Show each line of the data below that has the string "trace" in it.
# # # # #
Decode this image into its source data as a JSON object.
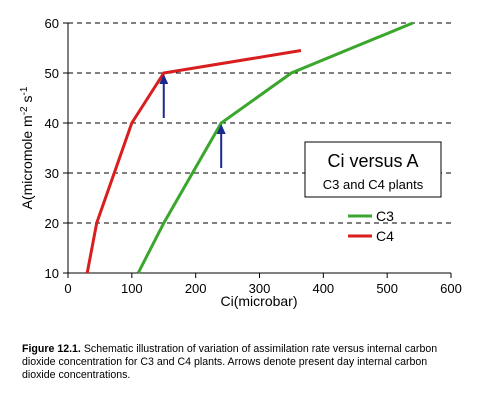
{
  "chart_data": {
    "type": "line",
    "xlabel": "Ci(microbar)",
    "ylabel": "A(micromole m-2 s-1",
    "ylabel_parts": {
      "base": "A(micromole m",
      "sup1": "-2",
      "mid": " s",
      "sup2": "-1"
    },
    "xlim": [
      0,
      600
    ],
    "ylim": [
      10,
      60
    ],
    "xticks": [
      0,
      100,
      200,
      300,
      400,
      500,
      600
    ],
    "yticks": [
      10,
      20,
      30,
      40,
      50,
      60
    ],
    "grid": "horizontal dashed",
    "series": [
      {
        "name": "C3",
        "color": "#3aa62b",
        "points": [
          [
            110,
            10
          ],
          [
            150,
            20
          ],
          [
            240,
            40
          ],
          [
            350,
            50
          ],
          [
            540,
            60
          ]
        ]
      },
      {
        "name": "C4",
        "color": "#d81e1e",
        "points": [
          [
            30,
            10
          ],
          [
            45,
            20
          ],
          [
            100,
            40
          ],
          [
            150,
            50
          ],
          [
            365,
            54.5
          ]
        ]
      }
    ],
    "annotations": {
      "title": "Ci versus A",
      "subtitle": "C3 and C4 plants",
      "arrows": [
        {
          "x": 150,
          "y_from": 41,
          "y_to": 50,
          "color": "#1c2a8c"
        },
        {
          "x": 240,
          "y_from": 31,
          "y_to": 40,
          "color": "#1c2a8c"
        }
      ]
    },
    "legend": {
      "position": "right"
    }
  },
  "caption": {
    "label": "Figure 12.1.",
    "text": " Schematic illustration of variation of assimilation rate versus internal carbon dioxide concentration for C3 and C4 plants. Arrows denote present day internal carbon dioxide concentrations."
  }
}
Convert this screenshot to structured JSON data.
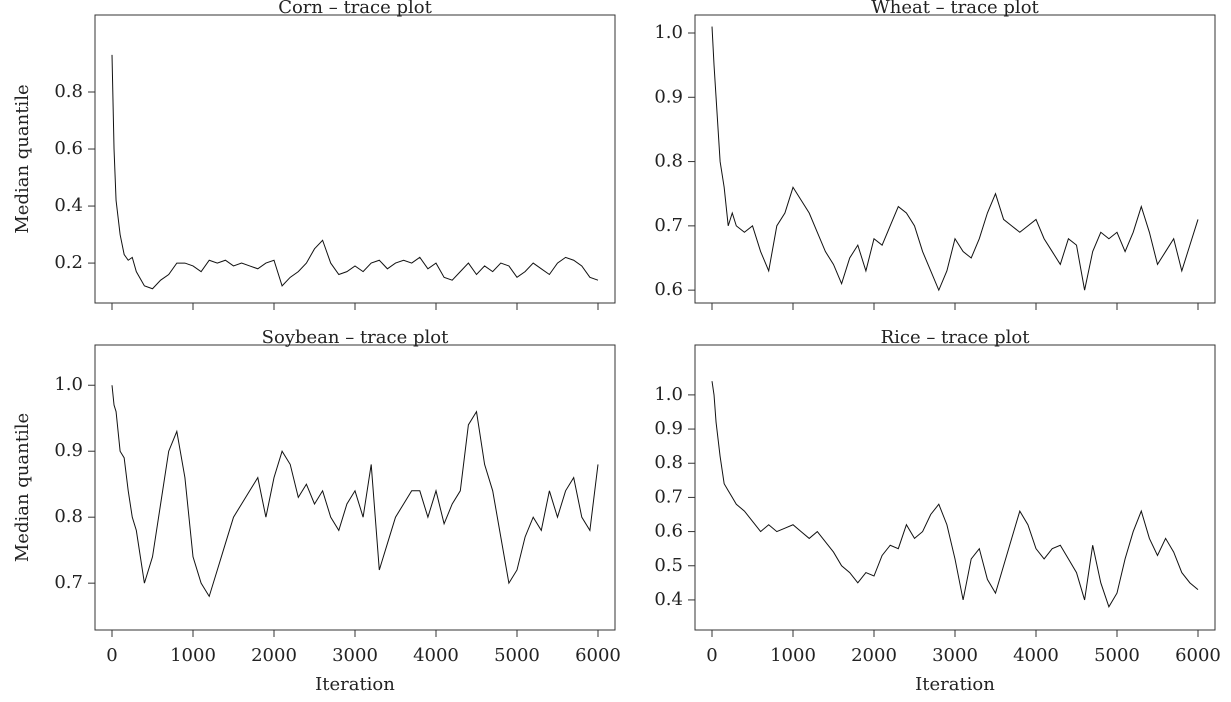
{
  "chart_data": [
    {
      "type": "line",
      "title": "Corn – trace plot",
      "ylabel": "Median quantile",
      "x": [
        0,
        25,
        50,
        100,
        150,
        200,
        250,
        300,
        400,
        500,
        600,
        700,
        800,
        900,
        1000,
        1100,
        1200,
        1300,
        1400,
        1500,
        1600,
        1700,
        1800,
        1900,
        2000,
        2100,
        2200,
        2300,
        2400,
        2500,
        2600,
        2700,
        2800,
        2900,
        3000,
        3100,
        3200,
        3300,
        3400,
        3500,
        3600,
        3700,
        3800,
        3900,
        4000,
        4100,
        4200,
        4300,
        4400,
        4500,
        4600,
        4700,
        4800,
        4900,
        5000,
        5100,
        5200,
        5300,
        5400,
        5500,
        5600,
        5700,
        5800,
        5900,
        6000
      ],
      "series": [
        {
          "color": "#111111",
          "values": [
            0.93,
            0.6,
            0.42,
            0.3,
            0.23,
            0.21,
            0.22,
            0.17,
            0.12,
            0.11,
            0.14,
            0.16,
            0.2,
            0.2,
            0.19,
            0.17,
            0.21,
            0.2,
            0.21,
            0.19,
            0.2,
            0.19,
            0.18,
            0.2,
            0.21,
            0.12,
            0.15,
            0.17,
            0.2,
            0.25,
            0.28,
            0.2,
            0.16,
            0.17,
            0.19,
            0.17,
            0.2,
            0.21,
            0.18,
            0.2,
            0.21,
            0.2,
            0.22,
            0.18,
            0.2,
            0.15,
            0.14,
            0.17,
            0.2,
            0.16,
            0.19,
            0.17,
            0.2,
            0.19,
            0.15,
            0.17,
            0.2,
            0.18,
            0.16,
            0.2,
            0.22,
            0.21,
            0.19,
            0.15,
            0.14
          ]
        }
      ],
      "xlim": [
        -210,
        6210
      ],
      "xticks": [
        0,
        1000,
        2000,
        3000,
        4000,
        5000,
        6000
      ],
      "ylim": [
        0.06,
        1.07
      ],
      "yticks": [
        0.2,
        0.4,
        0.6,
        0.8
      ]
    },
    {
      "type": "line",
      "title": "Wheat – trace plot",
      "x": [
        0,
        25,
        50,
        100,
        150,
        200,
        250,
        300,
        400,
        500,
        600,
        700,
        800,
        900,
        1000,
        1100,
        1200,
        1300,
        1400,
        1500,
        1600,
        1700,
        1800,
        1900,
        2000,
        2100,
        2200,
        2300,
        2400,
        2500,
        2600,
        2700,
        2800,
        2900,
        3000,
        3100,
        3200,
        3300,
        3400,
        3500,
        3600,
        3700,
        3800,
        3900,
        4000,
        4100,
        4200,
        4300,
        4400,
        4500,
        4600,
        4700,
        4800,
        4900,
        5000,
        5100,
        5200,
        5300,
        5400,
        5500,
        5600,
        5700,
        5800,
        5900,
        6000
      ],
      "series": [
        {
          "color": "#111111",
          "values": [
            1.01,
            0.95,
            0.9,
            0.8,
            0.76,
            0.7,
            0.72,
            0.7,
            0.69,
            0.7,
            0.66,
            0.63,
            0.7,
            0.72,
            0.76,
            0.74,
            0.72,
            0.69,
            0.66,
            0.64,
            0.61,
            0.65,
            0.67,
            0.63,
            0.68,
            0.67,
            0.7,
            0.73,
            0.72,
            0.7,
            0.66,
            0.63,
            0.6,
            0.63,
            0.68,
            0.66,
            0.65,
            0.68,
            0.72,
            0.75,
            0.71,
            0.7,
            0.69,
            0.7,
            0.71,
            0.68,
            0.66,
            0.64,
            0.68,
            0.67,
            0.6,
            0.66,
            0.69,
            0.68,
            0.69,
            0.66,
            0.69,
            0.73,
            0.69,
            0.64,
            0.66,
            0.68,
            0.63,
            0.67,
            0.71
          ]
        }
      ],
      "xlim": [
        -210,
        6210
      ],
      "xticks": [
        0,
        1000,
        2000,
        3000,
        4000,
        5000,
        6000
      ],
      "ylim": [
        0.58,
        1.028
      ],
      "yticks": [
        0.6,
        0.7,
        0.8,
        0.9,
        {
          "value": 1,
          "label": "1.0"
        }
      ]
    },
    {
      "type": "line",
      "title": "Soybean – trace plot",
      "ylabel": "Median quantile",
      "xlabel": "Iteration",
      "x": [
        0,
        25,
        50,
        100,
        150,
        200,
        250,
        300,
        400,
        500,
        600,
        700,
        800,
        900,
        1000,
        1100,
        1200,
        1300,
        1400,
        1500,
        1600,
        1700,
        1800,
        1900,
        2000,
        2100,
        2200,
        2300,
        2400,
        2500,
        2600,
        2700,
        2800,
        2900,
        3000,
        3100,
        3200,
        3300,
        3400,
        3500,
        3600,
        3700,
        3800,
        3900,
        4000,
        4100,
        4200,
        4300,
        4400,
        4500,
        4600,
        4700,
        4800,
        4900,
        5000,
        5100,
        5200,
        5300,
        5400,
        5500,
        5600,
        5700,
        5800,
        5900,
        6000
      ],
      "series": [
        {
          "color": "#111111",
          "values": [
            1.0,
            0.97,
            0.96,
            0.9,
            0.89,
            0.84,
            0.8,
            0.78,
            0.7,
            0.74,
            0.82,
            0.9,
            0.93,
            0.86,
            0.74,
            0.7,
            0.68,
            0.72,
            0.76,
            0.8,
            0.82,
            0.84,
            0.86,
            0.8,
            0.86,
            0.9,
            0.88,
            0.83,
            0.85,
            0.82,
            0.84,
            0.8,
            0.78,
            0.82,
            0.84,
            0.8,
            0.88,
            0.72,
            0.76,
            0.8,
            0.82,
            0.84,
            0.84,
            0.8,
            0.84,
            0.79,
            0.82,
            0.84,
            0.94,
            0.96,
            0.88,
            0.84,
            0.77,
            0.7,
            0.72,
            0.77,
            0.8,
            0.78,
            0.84,
            0.8,
            0.84,
            0.86,
            0.8,
            0.78,
            0.88
          ]
        }
      ],
      "xlim": [
        -210,
        6210
      ],
      "xticks": [
        0,
        1000,
        2000,
        3000,
        4000,
        5000,
        6000
      ],
      "ylim": [
        0.629,
        1.061
      ],
      "yticks": [
        0.7,
        0.8,
        0.9,
        {
          "value": 1,
          "label": "1.0"
        }
      ]
    },
    {
      "type": "line",
      "title": "Rice – trace plot",
      "xlabel": "Iteration",
      "x": [
        0,
        25,
        50,
        100,
        150,
        200,
        250,
        300,
        400,
        500,
        600,
        700,
        800,
        900,
        1000,
        1100,
        1200,
        1300,
        1400,
        1500,
        1600,
        1700,
        1800,
        1900,
        2000,
        2100,
        2200,
        2300,
        2400,
        2500,
        2600,
        2700,
        2800,
        2900,
        3000,
        3100,
        3200,
        3300,
        3400,
        3500,
        3600,
        3700,
        3800,
        3900,
        4000,
        4100,
        4200,
        4300,
        4400,
        4500,
        4600,
        4700,
        4800,
        4900,
        5000,
        5100,
        5200,
        5300,
        5400,
        5500,
        5600,
        5700,
        5800,
        5900,
        6000
      ],
      "series": [
        {
          "color": "#111111",
          "values": [
            1.04,
            1.0,
            0.92,
            0.82,
            0.74,
            0.72,
            0.7,
            0.68,
            0.66,
            0.63,
            0.6,
            0.62,
            0.6,
            0.61,
            0.62,
            0.6,
            0.58,
            0.6,
            0.57,
            0.54,
            0.5,
            0.48,
            0.45,
            0.48,
            0.47,
            0.53,
            0.56,
            0.55,
            0.62,
            0.58,
            0.6,
            0.65,
            0.68,
            0.62,
            0.52,
            0.4,
            0.52,
            0.55,
            0.46,
            0.42,
            0.5,
            0.58,
            0.66,
            0.62,
            0.55,
            0.52,
            0.55,
            0.56,
            0.52,
            0.48,
            0.4,
            0.56,
            0.45,
            0.38,
            0.42,
            0.52,
            0.6,
            0.66,
            0.58,
            0.53,
            0.58,
            0.54,
            0.48,
            0.45,
            0.43
          ]
        }
      ],
      "xlim": [
        -210,
        6210
      ],
      "xticks": [
        0,
        1000,
        2000,
        3000,
        4000,
        5000,
        6000
      ],
      "ylim": [
        0.312,
        1.146
      ],
      "yticks": [
        0.4,
        0.5,
        0.6,
        0.7,
        0.8,
        0.9,
        {
          "value": 1,
          "label": "1.0"
        }
      ]
    }
  ]
}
# # # # #
*FINISHED EXERCISE*.
      "title": "Corn – trace plot",
      "title": "Wheat – trace plot",
      "title": "Soybean – trace plot",
      "title": "Rice – trace plot",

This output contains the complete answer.